EXERCISE PROMPT.
Restate all the material verbatim, except for the pictures.

RECORDS FOR THIS TASK.

"""

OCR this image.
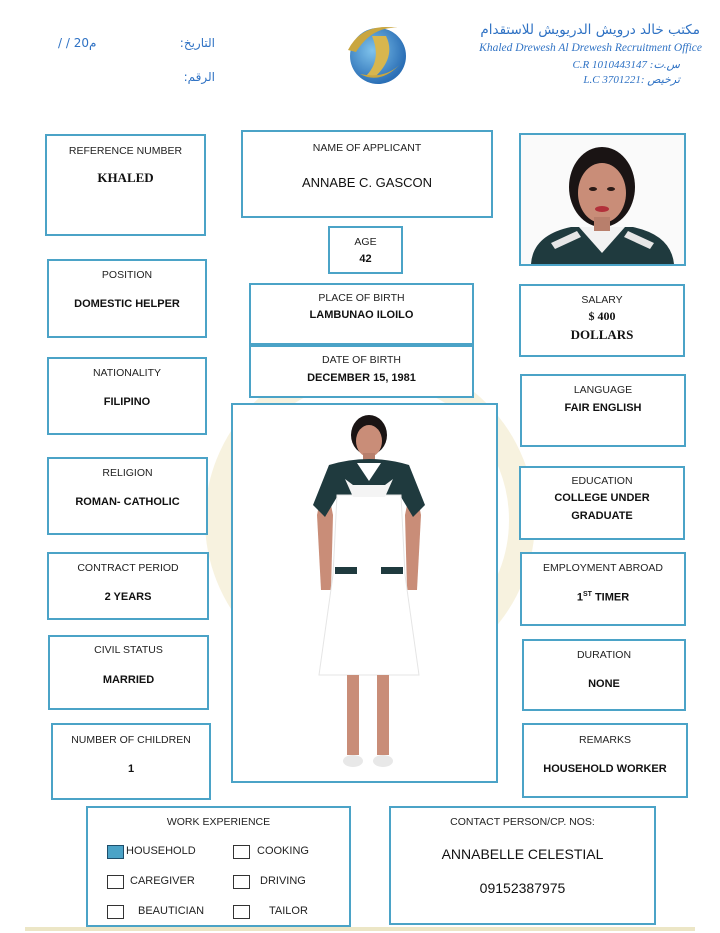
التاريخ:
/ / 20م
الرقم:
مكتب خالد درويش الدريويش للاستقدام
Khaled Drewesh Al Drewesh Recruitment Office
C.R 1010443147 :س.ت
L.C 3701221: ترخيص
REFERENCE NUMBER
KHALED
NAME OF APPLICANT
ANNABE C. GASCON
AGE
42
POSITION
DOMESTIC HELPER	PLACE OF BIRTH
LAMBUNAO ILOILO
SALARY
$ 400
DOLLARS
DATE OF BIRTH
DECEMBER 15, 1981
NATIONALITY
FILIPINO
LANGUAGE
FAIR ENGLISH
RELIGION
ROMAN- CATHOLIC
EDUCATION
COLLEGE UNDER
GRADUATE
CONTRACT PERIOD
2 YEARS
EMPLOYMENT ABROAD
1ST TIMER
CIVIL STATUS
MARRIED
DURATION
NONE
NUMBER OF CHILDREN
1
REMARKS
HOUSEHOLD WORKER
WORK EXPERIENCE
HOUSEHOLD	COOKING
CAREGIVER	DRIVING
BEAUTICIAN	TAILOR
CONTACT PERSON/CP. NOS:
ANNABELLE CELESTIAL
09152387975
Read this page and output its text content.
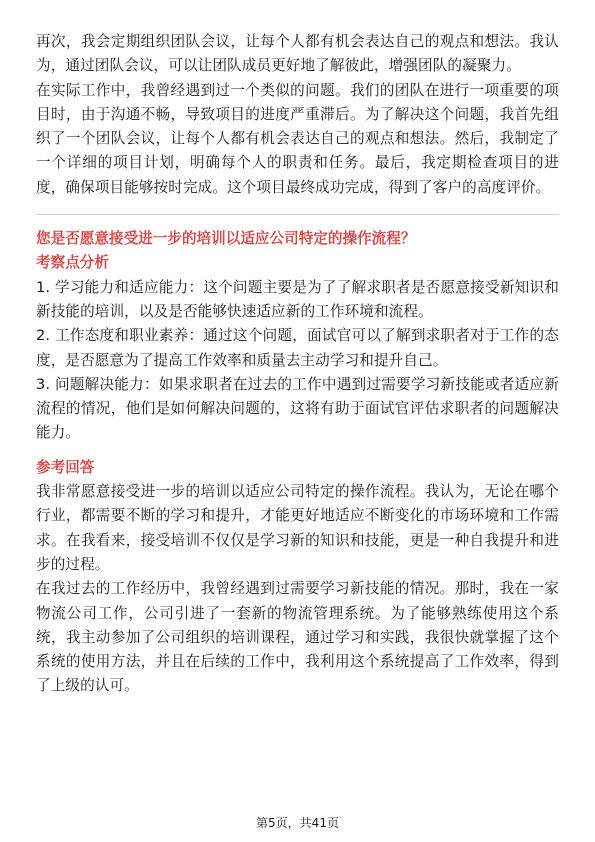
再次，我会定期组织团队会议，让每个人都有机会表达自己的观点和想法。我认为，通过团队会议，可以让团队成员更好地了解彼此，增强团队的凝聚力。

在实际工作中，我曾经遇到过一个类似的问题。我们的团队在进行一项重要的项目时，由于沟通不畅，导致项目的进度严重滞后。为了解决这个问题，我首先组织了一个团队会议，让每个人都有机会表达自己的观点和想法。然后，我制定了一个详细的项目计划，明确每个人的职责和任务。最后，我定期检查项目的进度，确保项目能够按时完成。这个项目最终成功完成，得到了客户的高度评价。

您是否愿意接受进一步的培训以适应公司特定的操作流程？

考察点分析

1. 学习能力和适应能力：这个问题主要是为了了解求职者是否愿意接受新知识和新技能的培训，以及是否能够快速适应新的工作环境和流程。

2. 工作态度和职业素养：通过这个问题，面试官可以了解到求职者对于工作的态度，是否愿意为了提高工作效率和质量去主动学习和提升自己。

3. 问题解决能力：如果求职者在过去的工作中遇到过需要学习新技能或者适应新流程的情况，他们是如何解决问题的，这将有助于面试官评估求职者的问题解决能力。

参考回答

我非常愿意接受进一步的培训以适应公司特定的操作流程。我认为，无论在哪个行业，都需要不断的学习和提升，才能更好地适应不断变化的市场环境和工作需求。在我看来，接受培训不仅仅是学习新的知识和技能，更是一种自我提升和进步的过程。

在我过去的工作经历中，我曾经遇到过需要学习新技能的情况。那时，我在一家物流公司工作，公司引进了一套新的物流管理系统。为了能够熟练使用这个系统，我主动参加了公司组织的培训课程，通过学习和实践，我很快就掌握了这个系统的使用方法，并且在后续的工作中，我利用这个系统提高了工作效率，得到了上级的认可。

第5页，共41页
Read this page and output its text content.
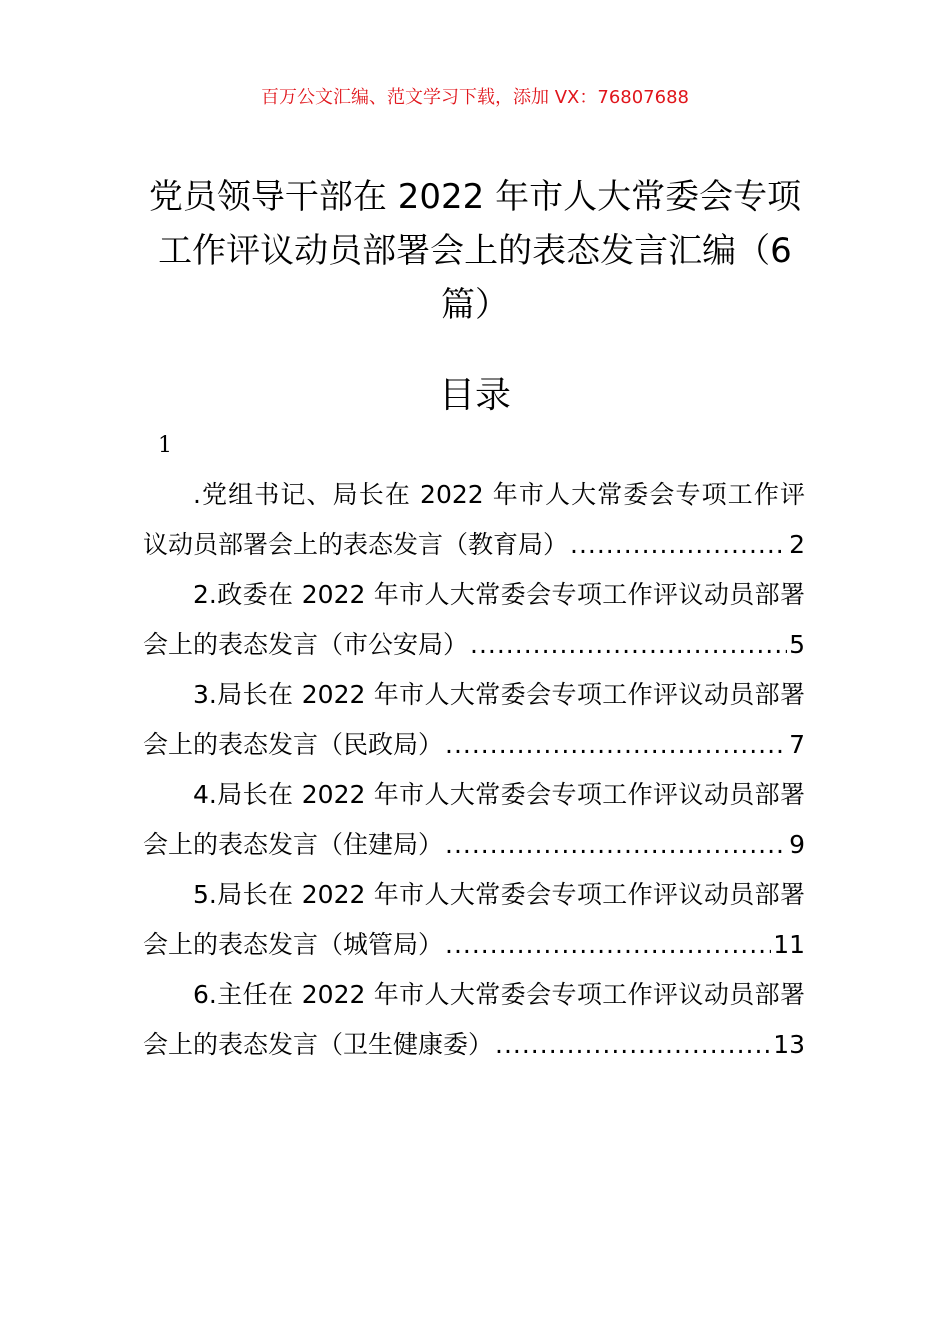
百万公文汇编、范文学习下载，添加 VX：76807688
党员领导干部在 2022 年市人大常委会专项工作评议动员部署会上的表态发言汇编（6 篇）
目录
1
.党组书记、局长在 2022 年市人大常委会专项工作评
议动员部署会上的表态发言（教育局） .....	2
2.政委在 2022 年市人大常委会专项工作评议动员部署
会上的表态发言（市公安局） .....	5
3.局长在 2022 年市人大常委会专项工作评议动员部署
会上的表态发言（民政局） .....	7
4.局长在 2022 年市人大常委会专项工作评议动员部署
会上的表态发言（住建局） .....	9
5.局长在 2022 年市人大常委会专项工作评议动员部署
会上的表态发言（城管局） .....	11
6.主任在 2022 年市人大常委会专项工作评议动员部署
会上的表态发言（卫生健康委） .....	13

"""

PROBLEM SOLUTION.
OCR this image.
التاريخ:
/ / 20م
الرقم:
مكتب خالد درويش الدريويش للاستقدام
Khaled Drewesh Al Drewesh Recruitment Office
C.R 1010443147 :س.ت
L.C 3701221: ترخيص
REFERENCE NUMBER
KHALED
NAME OF APPLICANT
ANNABE C. GASCON
AGE
42
POSITION
DOMESTIC HELPER	PLACE OF BIRTH
LAMBUNAO ILOILO
SALARY
$ 400
DOLLARS
DATE OF BIRTH
DECEMBER 15, 1981
NATIONALITY
FILIPINO
LANGUAGE
FAIR ENGLISH
RELIGION
ROMAN- CATHOLIC
EDUCATION
COLLEGE UNDER
GRADUATE
CONTRACT PERIOD
2 YEARS
EMPLOYMENT ABROAD
1ST TIMER
CIVIL STATUS
MARRIED
DURATION
NONE
NUMBER OF CHILDREN
1
REMARKS
HOUSEHOLD WORKER
WORK EXPERIENCE
HOUSEHOLD	COOKING
CAREGIVER	DRIVING
BEAUTICIAN	TAILOR
CONTACT PERSON/CP. NOS:
ANNABELLE CELESTIAL
09152387975
Read this page and output its text content.
再次，我会定期组织团队会议，让每个人都有机会表达自己的观点和想法。我认为，通过团队会议，可以让团队成员更好地了解彼此，增强团队的凝聚力。

在实际工作中，我曾经遇到过一个类似的问题。我们的团队在进行一项重要的项目时，由于沟通不畅，导致项目的进度严重滞后。为了解决这个问题，我首先组织了一个团队会议，让每个人都有机会表达自己的观点和想法。然后，我制定了一个详细的项目计划，明确每个人的职责和任务。最后，我定期检查项目的进度，确保项目能够按时完成。这个项目最终成功完成，得到了客户的高度评价。

您是否愿意接受进一步的培训以适应公司特定的操作流程？

考察点分析

1. 学习能力和适应能力：这个问题主要是为了了解求职者是否愿意接受新知识和新技能的培训，以及是否能够快速适应新的工作环境和流程。

2. 工作态度和职业素养：通过这个问题，面试官可以了解到求职者对于工作的态度，是否愿意为了提高工作效率和质量去主动学习和提升自己。

3. 问题解决能力：如果求职者在过去的工作中遇到过需要学习新技能或者适应新流程的情况，他们是如何解决问题的，这将有助于面试官评估求职者的问题解决能力。

参考回答

我非常愿意接受进一步的培训以适应公司特定的操作流程。我认为，无论在哪个行业，都需要不断的学习和提升，才能更好地适应不断变化的市场环境和工作需求。在我看来，接受培训不仅仅是学习新的知识和技能，更是一种自我提升和进步的过程。

在我过去的工作经历中，我曾经遇到过需要学习新技能的情况。那时，我在一家物流公司工作，公司引进了一套新的物流管理系统。为了能够熟练使用这个系统，我主动参加了公司组织的培训课程，通过学习和实践，我很快就掌握了这个系统的使用方法，并且在后续的工作中，我利用这个系统提高了工作效率，得到了上级的认可。

第5页，共41页
Read this page and output its text content.
百万公文汇编、范文学习下载，添加 VX：76807688
党员领导干部在 2022 年市人大常委会专项工作评议动员部署会上的表态发言汇编（6 篇）
目录
1
.党组书记、局长在 2022 年市人大常委会专项工作评
议动员部署会上的表态发言（教育局） .....	2
2.政委在 2022 年市人大常委会专项工作评议动员部署
会上的表态发言（市公安局） .....	5
3.局长在 2022 年市人大常委会专项工作评议动员部署
会上的表态发言（民政局） .....	7
4.局长在 2022 年市人大常委会专项工作评议动员部署
会上的表态发言（住建局） .....	9
5.局长在 2022 年市人大常委会专项工作评议动员部署
会上的表态发言（城管局） .....	11
6.主任在 2022 年市人大常委会专项工作评议动员部署
会上的表态发言（卫生健康委） .....	13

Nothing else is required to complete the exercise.